(Beginning of RECORDS SUPPLIED)
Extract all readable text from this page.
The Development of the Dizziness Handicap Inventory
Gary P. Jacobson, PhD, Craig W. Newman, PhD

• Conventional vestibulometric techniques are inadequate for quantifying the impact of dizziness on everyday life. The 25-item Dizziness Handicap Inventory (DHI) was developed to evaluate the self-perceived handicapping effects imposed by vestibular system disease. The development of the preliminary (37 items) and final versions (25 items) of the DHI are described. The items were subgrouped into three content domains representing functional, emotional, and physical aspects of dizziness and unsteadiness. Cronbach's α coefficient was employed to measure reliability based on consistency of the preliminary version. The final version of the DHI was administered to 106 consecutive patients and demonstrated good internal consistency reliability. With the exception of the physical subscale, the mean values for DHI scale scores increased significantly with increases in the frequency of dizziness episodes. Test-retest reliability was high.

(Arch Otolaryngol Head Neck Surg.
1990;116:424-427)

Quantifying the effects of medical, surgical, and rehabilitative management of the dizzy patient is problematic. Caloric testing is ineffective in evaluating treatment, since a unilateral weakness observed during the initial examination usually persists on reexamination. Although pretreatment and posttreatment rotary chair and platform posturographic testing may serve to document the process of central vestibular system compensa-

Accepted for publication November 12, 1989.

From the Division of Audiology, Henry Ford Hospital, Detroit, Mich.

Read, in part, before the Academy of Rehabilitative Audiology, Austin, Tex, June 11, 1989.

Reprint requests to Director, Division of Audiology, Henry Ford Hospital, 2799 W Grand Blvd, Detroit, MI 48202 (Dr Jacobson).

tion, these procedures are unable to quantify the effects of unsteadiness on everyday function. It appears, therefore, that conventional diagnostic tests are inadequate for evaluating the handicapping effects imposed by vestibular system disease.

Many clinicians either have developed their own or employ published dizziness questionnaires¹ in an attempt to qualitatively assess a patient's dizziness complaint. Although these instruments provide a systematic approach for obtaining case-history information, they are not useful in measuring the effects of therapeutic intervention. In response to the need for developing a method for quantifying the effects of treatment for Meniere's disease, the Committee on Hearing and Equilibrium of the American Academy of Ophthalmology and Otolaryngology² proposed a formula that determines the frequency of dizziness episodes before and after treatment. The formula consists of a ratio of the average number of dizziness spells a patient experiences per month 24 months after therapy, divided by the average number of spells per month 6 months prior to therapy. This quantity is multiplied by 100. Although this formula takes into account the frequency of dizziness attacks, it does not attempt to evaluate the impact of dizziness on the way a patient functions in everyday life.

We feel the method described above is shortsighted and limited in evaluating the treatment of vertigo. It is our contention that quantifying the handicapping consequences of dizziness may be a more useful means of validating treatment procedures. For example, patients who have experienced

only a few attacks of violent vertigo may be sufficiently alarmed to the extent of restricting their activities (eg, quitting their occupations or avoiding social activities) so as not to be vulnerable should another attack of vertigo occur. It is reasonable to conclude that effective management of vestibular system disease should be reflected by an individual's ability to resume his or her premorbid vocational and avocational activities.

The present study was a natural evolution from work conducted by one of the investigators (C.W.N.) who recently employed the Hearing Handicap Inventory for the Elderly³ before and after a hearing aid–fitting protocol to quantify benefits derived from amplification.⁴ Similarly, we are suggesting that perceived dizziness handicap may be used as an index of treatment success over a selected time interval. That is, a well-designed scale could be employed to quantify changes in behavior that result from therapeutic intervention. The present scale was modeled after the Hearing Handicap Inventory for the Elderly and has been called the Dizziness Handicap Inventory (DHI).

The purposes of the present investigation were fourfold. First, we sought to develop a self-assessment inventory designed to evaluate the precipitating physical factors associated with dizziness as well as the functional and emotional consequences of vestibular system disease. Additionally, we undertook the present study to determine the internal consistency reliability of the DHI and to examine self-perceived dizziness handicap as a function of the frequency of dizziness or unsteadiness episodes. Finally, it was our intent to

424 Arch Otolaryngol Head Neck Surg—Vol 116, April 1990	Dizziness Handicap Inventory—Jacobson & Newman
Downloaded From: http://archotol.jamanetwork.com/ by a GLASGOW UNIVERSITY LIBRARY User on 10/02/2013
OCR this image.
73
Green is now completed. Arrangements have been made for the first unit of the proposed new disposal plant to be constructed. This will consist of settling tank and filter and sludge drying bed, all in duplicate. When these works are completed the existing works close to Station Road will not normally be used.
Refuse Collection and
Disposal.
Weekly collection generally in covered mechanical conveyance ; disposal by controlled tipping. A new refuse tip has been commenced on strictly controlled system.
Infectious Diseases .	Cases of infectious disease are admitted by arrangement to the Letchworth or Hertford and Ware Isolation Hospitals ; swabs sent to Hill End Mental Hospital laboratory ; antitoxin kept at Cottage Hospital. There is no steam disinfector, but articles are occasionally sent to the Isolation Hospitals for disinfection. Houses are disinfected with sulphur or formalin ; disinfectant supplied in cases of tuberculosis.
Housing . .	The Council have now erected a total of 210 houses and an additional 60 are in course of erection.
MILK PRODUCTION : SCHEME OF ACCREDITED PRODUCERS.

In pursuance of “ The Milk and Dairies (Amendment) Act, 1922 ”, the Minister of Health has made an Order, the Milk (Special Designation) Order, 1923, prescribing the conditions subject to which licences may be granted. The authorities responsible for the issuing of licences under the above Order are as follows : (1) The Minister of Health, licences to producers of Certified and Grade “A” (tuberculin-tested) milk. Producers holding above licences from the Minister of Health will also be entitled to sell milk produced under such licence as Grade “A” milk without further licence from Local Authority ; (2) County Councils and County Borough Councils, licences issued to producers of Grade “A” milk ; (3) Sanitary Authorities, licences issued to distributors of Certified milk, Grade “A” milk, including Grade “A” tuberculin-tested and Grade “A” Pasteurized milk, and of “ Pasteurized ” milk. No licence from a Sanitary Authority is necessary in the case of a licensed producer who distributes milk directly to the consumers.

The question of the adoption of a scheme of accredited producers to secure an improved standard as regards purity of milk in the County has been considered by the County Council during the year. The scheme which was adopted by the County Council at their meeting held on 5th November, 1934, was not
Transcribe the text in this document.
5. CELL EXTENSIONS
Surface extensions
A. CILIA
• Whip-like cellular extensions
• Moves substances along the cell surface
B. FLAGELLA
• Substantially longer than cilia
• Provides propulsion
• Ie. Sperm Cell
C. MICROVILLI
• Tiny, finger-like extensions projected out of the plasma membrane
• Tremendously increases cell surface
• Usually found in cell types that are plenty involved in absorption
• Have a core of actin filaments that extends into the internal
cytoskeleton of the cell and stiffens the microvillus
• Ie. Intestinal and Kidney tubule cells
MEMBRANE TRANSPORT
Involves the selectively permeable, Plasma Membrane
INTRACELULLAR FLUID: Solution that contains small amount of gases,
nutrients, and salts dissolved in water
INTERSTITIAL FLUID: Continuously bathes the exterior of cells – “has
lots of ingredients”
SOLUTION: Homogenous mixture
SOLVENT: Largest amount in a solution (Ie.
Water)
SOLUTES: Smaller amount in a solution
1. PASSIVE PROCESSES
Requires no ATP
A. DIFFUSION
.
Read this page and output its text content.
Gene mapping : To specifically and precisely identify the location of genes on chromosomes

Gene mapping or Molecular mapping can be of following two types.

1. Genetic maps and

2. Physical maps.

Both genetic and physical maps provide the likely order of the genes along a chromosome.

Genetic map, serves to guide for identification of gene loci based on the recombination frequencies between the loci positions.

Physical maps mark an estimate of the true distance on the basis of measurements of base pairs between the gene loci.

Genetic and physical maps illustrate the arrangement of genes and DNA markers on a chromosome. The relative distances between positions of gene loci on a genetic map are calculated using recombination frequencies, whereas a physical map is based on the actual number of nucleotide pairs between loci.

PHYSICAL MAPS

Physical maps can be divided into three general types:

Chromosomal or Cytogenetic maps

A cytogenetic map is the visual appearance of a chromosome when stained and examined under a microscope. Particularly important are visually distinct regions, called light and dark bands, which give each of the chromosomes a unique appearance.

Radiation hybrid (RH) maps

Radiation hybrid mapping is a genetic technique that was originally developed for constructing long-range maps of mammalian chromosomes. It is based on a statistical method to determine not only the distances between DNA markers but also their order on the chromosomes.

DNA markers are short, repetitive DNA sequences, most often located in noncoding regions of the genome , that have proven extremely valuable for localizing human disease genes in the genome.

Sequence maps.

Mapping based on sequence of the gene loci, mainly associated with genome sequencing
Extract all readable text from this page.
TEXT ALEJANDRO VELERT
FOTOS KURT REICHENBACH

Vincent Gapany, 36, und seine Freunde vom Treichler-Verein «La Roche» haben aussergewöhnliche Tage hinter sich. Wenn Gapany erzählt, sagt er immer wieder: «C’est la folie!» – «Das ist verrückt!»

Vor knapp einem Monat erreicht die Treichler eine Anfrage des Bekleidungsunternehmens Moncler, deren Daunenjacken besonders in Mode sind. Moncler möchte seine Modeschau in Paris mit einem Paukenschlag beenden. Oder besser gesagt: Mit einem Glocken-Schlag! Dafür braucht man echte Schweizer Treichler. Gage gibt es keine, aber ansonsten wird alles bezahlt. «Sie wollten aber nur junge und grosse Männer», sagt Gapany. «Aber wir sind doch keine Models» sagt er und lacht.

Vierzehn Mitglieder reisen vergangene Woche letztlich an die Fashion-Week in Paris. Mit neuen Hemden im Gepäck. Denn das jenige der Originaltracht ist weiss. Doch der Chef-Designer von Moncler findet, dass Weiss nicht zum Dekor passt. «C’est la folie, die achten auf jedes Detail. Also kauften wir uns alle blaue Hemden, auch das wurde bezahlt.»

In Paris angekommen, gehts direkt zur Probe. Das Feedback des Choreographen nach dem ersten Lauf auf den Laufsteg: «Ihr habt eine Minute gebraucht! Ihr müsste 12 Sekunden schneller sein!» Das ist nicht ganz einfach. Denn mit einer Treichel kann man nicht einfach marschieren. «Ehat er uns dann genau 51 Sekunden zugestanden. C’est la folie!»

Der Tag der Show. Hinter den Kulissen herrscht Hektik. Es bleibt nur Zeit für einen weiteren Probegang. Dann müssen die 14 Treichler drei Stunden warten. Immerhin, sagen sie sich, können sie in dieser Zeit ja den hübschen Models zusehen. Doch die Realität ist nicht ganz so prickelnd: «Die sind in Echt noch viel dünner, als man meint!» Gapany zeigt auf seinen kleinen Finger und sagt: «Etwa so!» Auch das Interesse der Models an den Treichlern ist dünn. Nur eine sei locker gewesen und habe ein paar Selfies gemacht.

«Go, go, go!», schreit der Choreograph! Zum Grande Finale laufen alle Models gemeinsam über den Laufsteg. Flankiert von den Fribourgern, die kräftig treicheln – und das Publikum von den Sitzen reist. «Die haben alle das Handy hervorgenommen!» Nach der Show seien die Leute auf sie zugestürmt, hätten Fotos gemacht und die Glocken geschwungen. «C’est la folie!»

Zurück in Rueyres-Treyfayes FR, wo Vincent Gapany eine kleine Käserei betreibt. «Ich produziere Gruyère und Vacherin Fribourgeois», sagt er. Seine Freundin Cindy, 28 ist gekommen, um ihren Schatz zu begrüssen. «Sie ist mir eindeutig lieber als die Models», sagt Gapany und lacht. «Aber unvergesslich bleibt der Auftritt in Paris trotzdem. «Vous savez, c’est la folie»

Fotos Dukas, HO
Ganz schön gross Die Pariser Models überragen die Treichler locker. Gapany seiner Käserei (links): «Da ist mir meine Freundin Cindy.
(End of RECORDS SUPPLIED)
— WHAT YOU NEED TO DO —
Going through the entries above, count the lines that have the word "positions" and state that count alone.

— RESPONSE —
2